--- Start of PROVIDED INFORMATION ---
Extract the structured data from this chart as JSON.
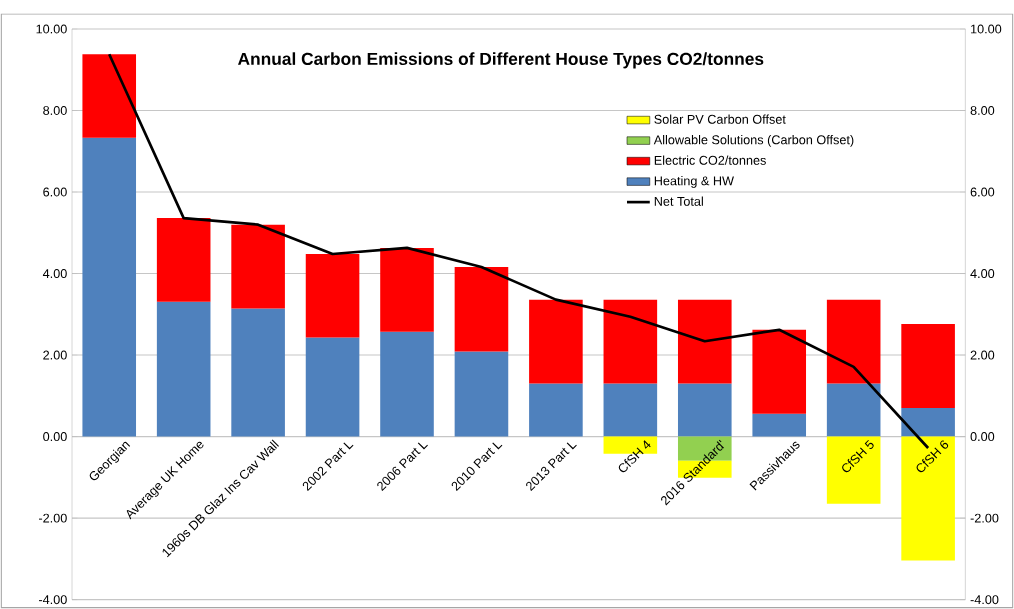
{
  "chart_data": {
    "type": "bar",
    "stacked": true,
    "title": "Annual Carbon Emissions of Different House Types CO2/tonnes",
    "categories": [
      "Georgian",
      "Average UK Home",
      "1960s DB Glaz Ins Cav Wall",
      "2002 Part L",
      "2006 Part L",
      "2010 Part L",
      "2013 Part L",
      "CfSH 4",
      "2016 Standard'",
      "Passivhaus",
      "CfSH 5",
      "CfSH 6"
    ],
    "series": [
      {
        "name": "Heating & HW",
        "color": "#4f81bd",
        "values": [
          7.33,
          3.31,
          3.14,
          2.43,
          2.57,
          2.09,
          1.3,
          1.3,
          1.3,
          0.56,
          1.3,
          0.7
        ]
      },
      {
        "name": "Electric CO2/tonnes",
        "color": "#ff0000",
        "values": [
          2.05,
          2.05,
          2.06,
          2.05,
          2.06,
          2.07,
          2.06,
          2.06,
          2.06,
          2.06,
          2.06,
          2.06
        ]
      },
      {
        "name": "Allowable Solutions (Carbon Offset)",
        "color": "#92d050",
        "values": [
          null,
          null,
          null,
          null,
          null,
          null,
          null,
          null,
          -0.59,
          null,
          null,
          null
        ]
      },
      {
        "name": "Solar PV Carbon Offset",
        "color": "#ffff00",
        "values": [
          null,
          null,
          null,
          null,
          null,
          null,
          null,
          -0.42,
          -0.42,
          null,
          -1.65,
          -3.04
        ]
      },
      {
        "name": "Net Total",
        "type": "line",
        "color": "#000000",
        "values": [
          9.38,
          5.36,
          5.2,
          4.48,
          4.63,
          4.16,
          3.36,
          2.94,
          2.34,
          2.62,
          1.71,
          -0.28
        ]
      }
    ],
    "ylim": [
      -4,
      10
    ],
    "yticks": [
      {
        "value": -4,
        "label": "-4.00"
      },
      {
        "value": -2,
        "label": "-2.00"
      },
      {
        "value": 0,
        "label": "0.00"
      },
      {
        "value": 2,
        "label": "2.00"
      },
      {
        "value": 4,
        "label": "4.00"
      },
      {
        "value": 6,
        "label": "6.00"
      },
      {
        "value": 8,
        "label": "8.00"
      },
      {
        "value": 10,
        "label": "10.00"
      }
    ],
    "y2lim": [
      -4,
      10
    ],
    "y2ticks": [
      {
        "value": -4,
        "label": "-4.00"
      },
      {
        "value": -2,
        "label": "-2.00"
      },
      {
        "value": 0,
        "label": "0.00"
      },
      {
        "value": 2,
        "label": "2.00"
      },
      {
        "value": 4,
        "label": "4.00"
      },
      {
        "value": 6,
        "label": "6.00"
      },
      {
        "value": 8,
        "label": "8.00"
      },
      {
        "value": 10,
        "label": "10.00"
      }
    ],
    "grid": "y",
    "legend": "top right"
  }
}
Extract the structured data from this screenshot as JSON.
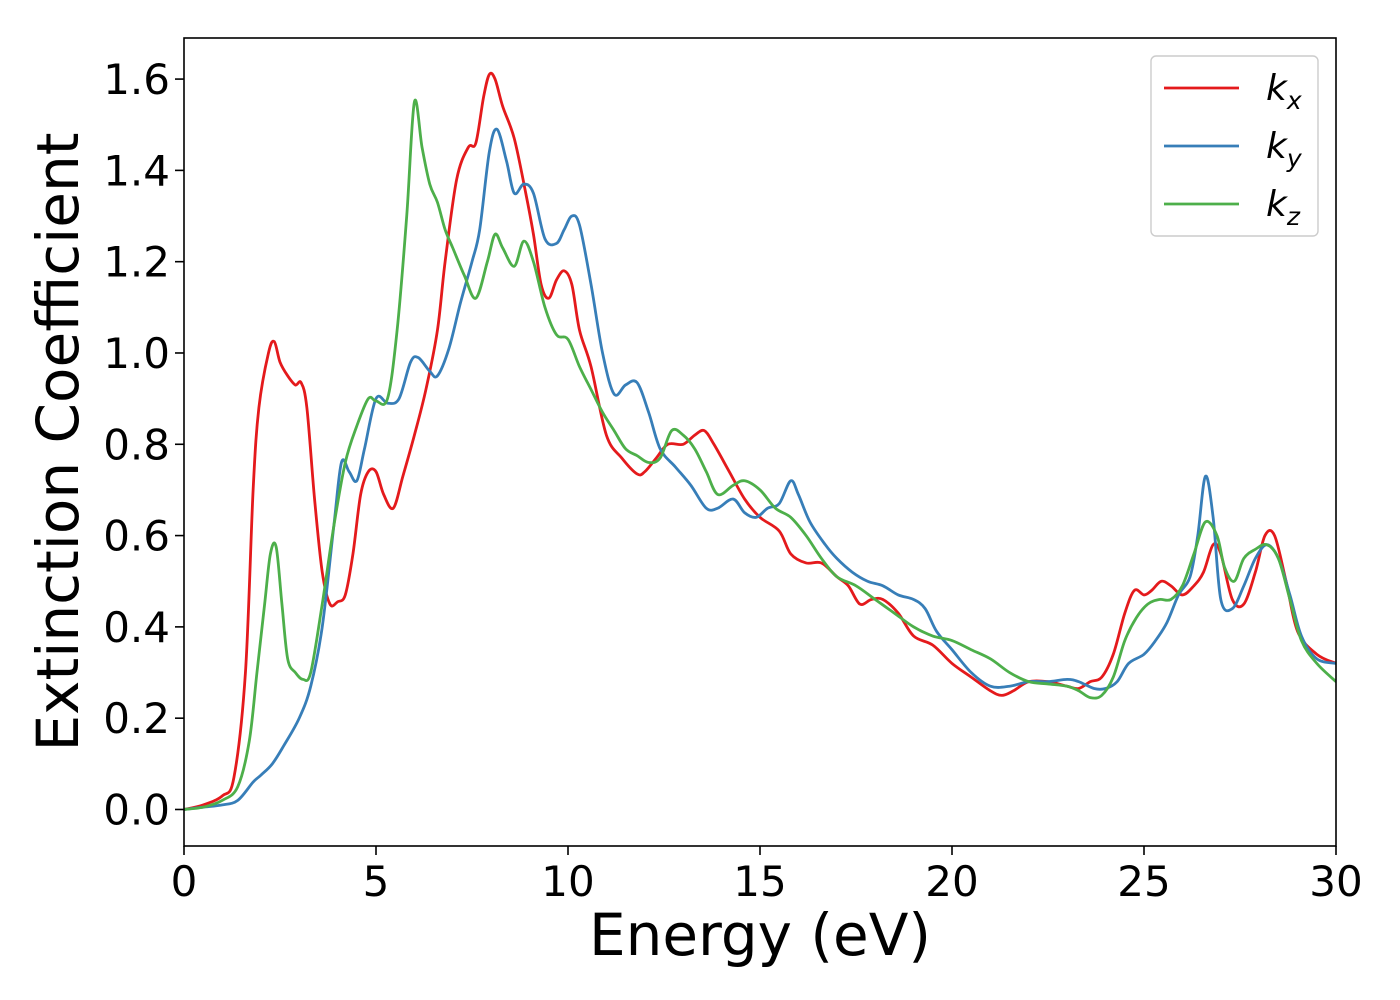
--- End of PROVIDED INFORMATION ---
■ STATED PROBLEM:
Each entry must be retyped word for word, with every image omitted.

■ RESPONSE TO THIS TASK:
Extract the structured data from this chart as JSON.
{
  "chart_data": {
    "type": "bar",
    "stacked": true,
    "title": "Annual Carbon Emissions of Different House Types CO2/tonnes",
    "categories": [
      "Georgian",
      "Average UK Home",
      "1960s DB Glaz Ins Cav Wall",
      "2002 Part L",
      "2006 Part L",
      "2010 Part L",
      "2013 Part L",
      "CfSH 4",
      "2016 Standard'",
      "Passivhaus",
      "CfSH 5",
      "CfSH 6"
    ],
    "series": [
      {
        "name": "Heating & HW",
        "color": "#4f81bd",
        "values": [
          7.33,
          3.31,
          3.14,
          2.43,
          2.57,
          2.09,
          1.3,
          1.3,
          1.3,
          0.56,
          1.3,
          0.7
        ]
      },
      {
        "name": "Electric CO2/tonnes",
        "color": "#ff0000",
        "values": [
          2.05,
          2.05,
          2.06,
          2.05,
          2.06,
          2.07,
          2.06,
          2.06,
          2.06,
          2.06,
          2.06,
          2.06
        ]
      },
      {
        "name": "Allowable Solutions (Carbon Offset)",
        "color": "#92d050",
        "values": [
          null,
          null,
          null,
          null,
          null,
          null,
          null,
          null,
          -0.59,
          null,
          null,
          null
        ]
      },
      {
        "name": "Solar PV Carbon Offset",
        "color": "#ffff00",
        "values": [
          null,
          null,
          null,
          null,
          null,
          null,
          null,
          -0.42,
          -0.42,
          null,
          -1.65,
          -3.04
        ]
      },
      {
        "name": "Net Total",
        "type": "line",
        "color": "#000000",
        "values": [
          9.38,
          5.36,
          5.2,
          4.48,
          4.63,
          4.16,
          3.36,
          2.94,
          2.34,
          2.62,
          1.71,
          -0.28
        ]
      }
    ],
    "ylim": [
      -4,
      10
    ],
    "yticks": [
      {
        "value": -4,
        "label": "-4.00"
      },
      {
        "value": -2,
        "label": "-2.00"
      },
      {
        "value": 0,
        "label": "0.00"
      },
      {
        "value": 2,
        "label": "2.00"
      },
      {
        "value": 4,
        "label": "4.00"
      },
      {
        "value": 6,
        "label": "6.00"
      },
      {
        "value": 8,
        "label": "8.00"
      },
      {
        "value": 10,
        "label": "10.00"
      }
    ],
    "y2lim": [
      -4,
      10
    ],
    "y2ticks": [
      {
        "value": -4,
        "label": "-4.00"
      },
      {
        "value": -2,
        "label": "-2.00"
      },
      {
        "value": 0,
        "label": "0.00"
      },
      {
        "value": 2,
        "label": "2.00"
      },
      {
        "value": 4,
        "label": "4.00"
      },
      {
        "value": 6,
        "label": "6.00"
      },
      {
        "value": 8,
        "label": "8.00"
      },
      {
        "value": 10,
        "label": "10.00"
      }
    ],
    "grid": "y",
    "legend": "top right"
  }
}
Extract the structured data from this screenshot as JSON.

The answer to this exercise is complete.